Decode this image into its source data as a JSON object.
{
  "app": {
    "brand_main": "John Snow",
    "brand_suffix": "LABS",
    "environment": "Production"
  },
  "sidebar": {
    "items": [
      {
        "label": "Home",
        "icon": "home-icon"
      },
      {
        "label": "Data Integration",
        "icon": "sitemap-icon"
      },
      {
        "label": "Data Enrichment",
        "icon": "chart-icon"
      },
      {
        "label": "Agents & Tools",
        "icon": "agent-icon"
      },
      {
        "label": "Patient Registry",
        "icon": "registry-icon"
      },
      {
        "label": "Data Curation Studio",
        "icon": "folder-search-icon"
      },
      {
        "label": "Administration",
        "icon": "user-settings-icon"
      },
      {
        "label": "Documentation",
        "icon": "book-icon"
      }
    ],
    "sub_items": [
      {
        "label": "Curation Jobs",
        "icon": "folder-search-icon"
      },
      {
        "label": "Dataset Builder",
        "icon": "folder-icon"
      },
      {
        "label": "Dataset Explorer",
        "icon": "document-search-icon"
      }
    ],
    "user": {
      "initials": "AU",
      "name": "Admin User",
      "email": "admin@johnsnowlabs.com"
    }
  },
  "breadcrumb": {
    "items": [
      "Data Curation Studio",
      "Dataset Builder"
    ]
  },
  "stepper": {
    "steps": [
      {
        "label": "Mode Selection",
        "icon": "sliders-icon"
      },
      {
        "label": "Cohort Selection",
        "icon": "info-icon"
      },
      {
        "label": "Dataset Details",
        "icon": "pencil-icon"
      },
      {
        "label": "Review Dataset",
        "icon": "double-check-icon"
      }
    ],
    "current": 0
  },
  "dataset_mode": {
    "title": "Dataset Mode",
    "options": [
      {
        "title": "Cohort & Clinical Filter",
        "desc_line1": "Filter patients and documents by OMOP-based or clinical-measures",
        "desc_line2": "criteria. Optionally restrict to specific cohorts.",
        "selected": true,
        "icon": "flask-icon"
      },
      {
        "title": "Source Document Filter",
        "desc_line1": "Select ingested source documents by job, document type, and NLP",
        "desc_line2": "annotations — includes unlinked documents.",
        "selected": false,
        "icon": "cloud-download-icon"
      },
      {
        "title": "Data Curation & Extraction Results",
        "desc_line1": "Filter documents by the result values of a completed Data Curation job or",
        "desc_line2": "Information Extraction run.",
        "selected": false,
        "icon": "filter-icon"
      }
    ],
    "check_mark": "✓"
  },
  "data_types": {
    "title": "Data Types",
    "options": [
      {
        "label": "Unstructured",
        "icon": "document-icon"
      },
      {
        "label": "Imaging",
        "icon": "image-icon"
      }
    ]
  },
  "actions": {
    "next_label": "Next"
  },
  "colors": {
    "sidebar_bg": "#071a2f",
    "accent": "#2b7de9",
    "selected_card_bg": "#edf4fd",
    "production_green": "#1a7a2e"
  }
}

======

_EXERCISE:_ In this exercise, reproduce the material word for word, in full.

_OUTPUT OF THE EXERCISE:_
Decode this image into its source data as a JSON object.
{
  "app": {
    "brand_main": "John Snow",
    "brand_suffix": "LABS",
    "environment": "Production"
  },
  "sidebar": {
    "items": [
      {
        "label": "Home",
        "icon": "home-icon"
      },
      {
        "label": "Data Integration",
        "icon": "sitemap-icon"
      },
      {
        "label": "Data Enrichment",
        "icon": "chart-icon"
      },
      {
        "label": "Agents & Tools",
        "icon": "agent-icon"
      },
      {
        "label": "Patient Registry",
        "icon": "registry-icon"
      },
      {
        "label": "Data Curation Studio",
        "icon": "folder-search-icon"
      },
      {
        "label": "Administration",
        "icon": "user-settings-icon"
      },
      {
        "label": "Documentation",
        "icon": "book-icon"
      }
    ],
    "sub_items": [
      {
        "label": "Curation Jobs",
        "icon": "folder-search-icon"
      },
      {
        "label": "Dataset Builder",
        "icon": "folder-icon"
      },
      {
        "label": "Dataset Explorer",
        "icon": "document-search-icon"
      }
    ],
    "user": {
      "initials": "AU",
      "name": "Admin User",
      "email": "admin@johnsnowlabs.com"
    }
  },
  "breadcrumb": {
    "items": [
      "Data Curation Studio",
      "Dataset Builder"
    ]
  },
  "stepper": {
    "steps": [
      {
        "label": "Mode Selection",
        "icon": "sliders-icon"
      },
      {
        "label": "Cohort Selection",
        "icon": "info-icon"
      },
      {
        "label": "Dataset Details",
        "icon": "pencil-icon"
      },
      {
        "label": "Review Dataset",
        "icon": "double-check-icon"
      }
    ],
    "current": 0
  },
  "dataset_mode": {
    "title": "Dataset Mode",
    "options": [
      {
        "title": "Cohort & Clinical Filter",
        "desc_line1": "Filter patients and documents by OMOP-based or clinical-measures",
        "desc_line2": "criteria. Optionally restrict to specific cohorts.",
        "selected": true,
        "icon": "flask-icon"
      },
      {
        "title": "Source Document Filter",
        "desc_line1": "Select ingested source documents by job, document type, and NLP",
        "desc_line2": "annotations — includes unlinked documents.",
        "selected": false,
        "icon": "cloud-download-icon"
      },
      {
        "title": "Data Curation & Extraction Results",
        "desc_line1": "Filter documents by the result values of a completed Data Curation job or",
        "desc_line2": "Information Extraction run.",
        "selected": false,
        "icon": "filter-icon"
      }
    ],
    "check_mark": "✓"
  },
  "data_types": {
    "title": "Data Types",
    "options": [
      {
        "label": "Unstructured",
        "icon": "document-icon"
      },
      {
        "label": "Imaging",
        "icon": "image-icon"
      }
    ]
  },
  "actions": {
    "next_label": "Next"
  },
  "colors": {
    "sidebar_bg": "#071a2f",
    "accent": "#2b7de9",
    "selected_card_bg": "#edf4fd",
    "production_green": "#1a7a2e"
  }
}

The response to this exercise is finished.